#### Source material
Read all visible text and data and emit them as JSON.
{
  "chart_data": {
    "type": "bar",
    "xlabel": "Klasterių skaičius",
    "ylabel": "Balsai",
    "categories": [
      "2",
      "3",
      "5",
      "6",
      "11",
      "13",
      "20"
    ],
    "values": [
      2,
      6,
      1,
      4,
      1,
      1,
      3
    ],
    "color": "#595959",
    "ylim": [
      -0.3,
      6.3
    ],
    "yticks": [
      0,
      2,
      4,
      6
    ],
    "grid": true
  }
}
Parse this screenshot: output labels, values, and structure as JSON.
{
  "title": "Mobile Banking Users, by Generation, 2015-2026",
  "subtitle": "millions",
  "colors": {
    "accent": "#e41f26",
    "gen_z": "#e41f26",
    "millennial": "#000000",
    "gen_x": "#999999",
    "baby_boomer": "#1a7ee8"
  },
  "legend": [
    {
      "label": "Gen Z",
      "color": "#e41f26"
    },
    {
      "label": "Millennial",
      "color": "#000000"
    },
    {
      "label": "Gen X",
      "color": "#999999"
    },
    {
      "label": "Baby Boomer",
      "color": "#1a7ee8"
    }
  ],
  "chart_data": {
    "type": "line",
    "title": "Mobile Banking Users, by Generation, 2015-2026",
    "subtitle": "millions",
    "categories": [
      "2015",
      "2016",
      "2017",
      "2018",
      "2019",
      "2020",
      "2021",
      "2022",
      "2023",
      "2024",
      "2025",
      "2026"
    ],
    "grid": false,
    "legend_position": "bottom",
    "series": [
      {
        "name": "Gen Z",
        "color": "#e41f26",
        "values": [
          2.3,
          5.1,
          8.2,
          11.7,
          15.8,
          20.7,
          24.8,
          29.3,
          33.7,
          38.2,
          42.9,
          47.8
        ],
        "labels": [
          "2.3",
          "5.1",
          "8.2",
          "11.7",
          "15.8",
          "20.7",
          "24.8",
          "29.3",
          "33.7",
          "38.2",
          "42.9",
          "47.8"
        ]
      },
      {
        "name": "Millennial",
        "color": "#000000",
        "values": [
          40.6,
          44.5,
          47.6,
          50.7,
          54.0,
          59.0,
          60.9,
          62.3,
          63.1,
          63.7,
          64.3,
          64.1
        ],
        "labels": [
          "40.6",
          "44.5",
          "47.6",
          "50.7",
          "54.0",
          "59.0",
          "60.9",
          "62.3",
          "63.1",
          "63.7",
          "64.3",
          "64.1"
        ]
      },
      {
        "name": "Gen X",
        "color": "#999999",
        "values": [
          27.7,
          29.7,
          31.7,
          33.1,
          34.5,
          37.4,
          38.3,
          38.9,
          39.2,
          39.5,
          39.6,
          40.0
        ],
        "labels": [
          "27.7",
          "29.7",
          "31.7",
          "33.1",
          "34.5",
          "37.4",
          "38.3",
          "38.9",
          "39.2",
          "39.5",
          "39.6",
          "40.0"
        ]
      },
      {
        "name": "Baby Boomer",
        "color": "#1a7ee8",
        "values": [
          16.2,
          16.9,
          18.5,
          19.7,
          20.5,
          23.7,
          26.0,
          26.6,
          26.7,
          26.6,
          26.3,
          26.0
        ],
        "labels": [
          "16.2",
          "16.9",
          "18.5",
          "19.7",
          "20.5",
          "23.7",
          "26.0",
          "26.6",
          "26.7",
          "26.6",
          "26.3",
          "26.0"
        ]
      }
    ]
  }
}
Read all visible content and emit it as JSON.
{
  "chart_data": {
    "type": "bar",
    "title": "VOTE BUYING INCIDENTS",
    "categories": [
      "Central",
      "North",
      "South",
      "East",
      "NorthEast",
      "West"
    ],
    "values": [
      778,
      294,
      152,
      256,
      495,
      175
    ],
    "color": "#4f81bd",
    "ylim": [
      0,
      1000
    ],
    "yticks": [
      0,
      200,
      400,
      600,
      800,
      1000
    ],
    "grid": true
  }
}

#### Instruction
Print the material once more, exactly.

#### Full output
Read all visible text and data and emit them as JSON.
{
  "chart_data": {
    "type": "bar",
    "xlabel": "Klasterių skaičius",
    "ylabel": "Balsai",
    "categories": [
      "2",
      "3",
      "5",
      "6",
      "11",
      "13",
      "20"
    ],
    "values": [
      2,
      6,
      1,
      4,
      1,
      1,
      3
    ],
    "color": "#595959",
    "ylim": [
      -0.3,
      6.3
    ],
    "yticks": [
      0,
      2,
      4,
      6
    ],
    "grid": true
  }
}
Parse this screenshot: output labels, values, and structure as JSON.
{
  "title": "Mobile Banking Users, by Generation, 2015-2026",
  "subtitle": "millions",
  "colors": {
    "accent": "#e41f26",
    "gen_z": "#e41f26",
    "millennial": "#000000",
    "gen_x": "#999999",
    "baby_boomer": "#1a7ee8"
  },
  "legend": [
    {
      "label": "Gen Z",
      "color": "#e41f26"
    },
    {
      "label": "Millennial",
      "color": "#000000"
    },
    {
      "label": "Gen X",
      "color": "#999999"
    },
    {
      "label": "Baby Boomer",
      "color": "#1a7ee8"
    }
  ],
  "chart_data": {
    "type": "line",
    "title": "Mobile Banking Users, by Generation, 2015-2026",
    "subtitle": "millions",
    "categories": [
      "2015",
      "2016",
      "2017",
      "2018",
      "2019",
      "2020",
      "2021",
      "2022",
      "2023",
      "2024",
      "2025",
      "2026"
    ],
    "grid": false,
    "legend_position": "bottom",
    "series": [
      {
        "name": "Gen Z",
        "color": "#e41f26",
        "values": [
          2.3,
          5.1,
          8.2,
          11.7,
          15.8,
          20.7,
          24.8,
          29.3,
          33.7,
          38.2,
          42.9,
          47.8
        ],
        "labels": [
          "2.3",
          "5.1",
          "8.2",
          "11.7",
          "15.8",
          "20.7",
          "24.8",
          "29.3",
          "33.7",
          "38.2",
          "42.9",
          "47.8"
        ]
      },
      {
        "name": "Millennial",
        "color": "#000000",
        "values": [
          40.6,
          44.5,
          47.6,
          50.7,
          54.0,
          59.0,
          60.9,
          62.3,
          63.1,
          63.7,
          64.3,
          64.1
        ],
        "labels": [
          "40.6",
          "44.5",
          "47.6",
          "50.7",
          "54.0",
          "59.0",
          "60.9",
          "62.3",
          "63.1",
          "63.7",
          "64.3",
          "64.1"
        ]
      },
      {
        "name": "Gen X",
        "color": "#999999",
        "values": [
          27.7,
          29.7,
          31.7,
          33.1,
          34.5,
          37.4,
          38.3,
          38.9,
          39.2,
          39.5,
          39.6,
          40.0
        ],
        "labels": [
          "27.7",
          "29.7",
          "31.7",
          "33.1",
          "34.5",
          "37.4",
          "38.3",
          "38.9",
          "39.2",
          "39.5",
          "39.6",
          "40.0"
        ]
      },
      {
        "name": "Baby Boomer",
        "color": "#1a7ee8",
        "values": [
          16.2,
          16.9,
          18.5,
          19.7,
          20.5,
          23.7,
          26.0,
          26.6,
          26.7,
          26.6,
          26.3,
          26.0
        ],
        "labels": [
          "16.2",
          "16.9",
          "18.5",
          "19.7",
          "20.5",
          "23.7",
          "26.0",
          "26.6",
          "26.7",
          "26.6",
          "26.3",
          "26.0"
        ]
      }
    ]
  }
}
Read all visible content and emit it as JSON.
{
  "chart_data": {
    "type": "bar",
    "title": "VOTE BUYING INCIDENTS",
    "categories": [
      "Central",
      "North",
      "South",
      "East",
      "NorthEast",
      "West"
    ],
    "values": [
      778,
      294,
      152,
      256,
      495,
      175
    ],
    "color": "#4f81bd",
    "ylim": [
      0,
      1000
    ],
    "yticks": [
      0,
      200,
      400,
      600,
      800,
      1000
    ],
    "grid": true
  }
}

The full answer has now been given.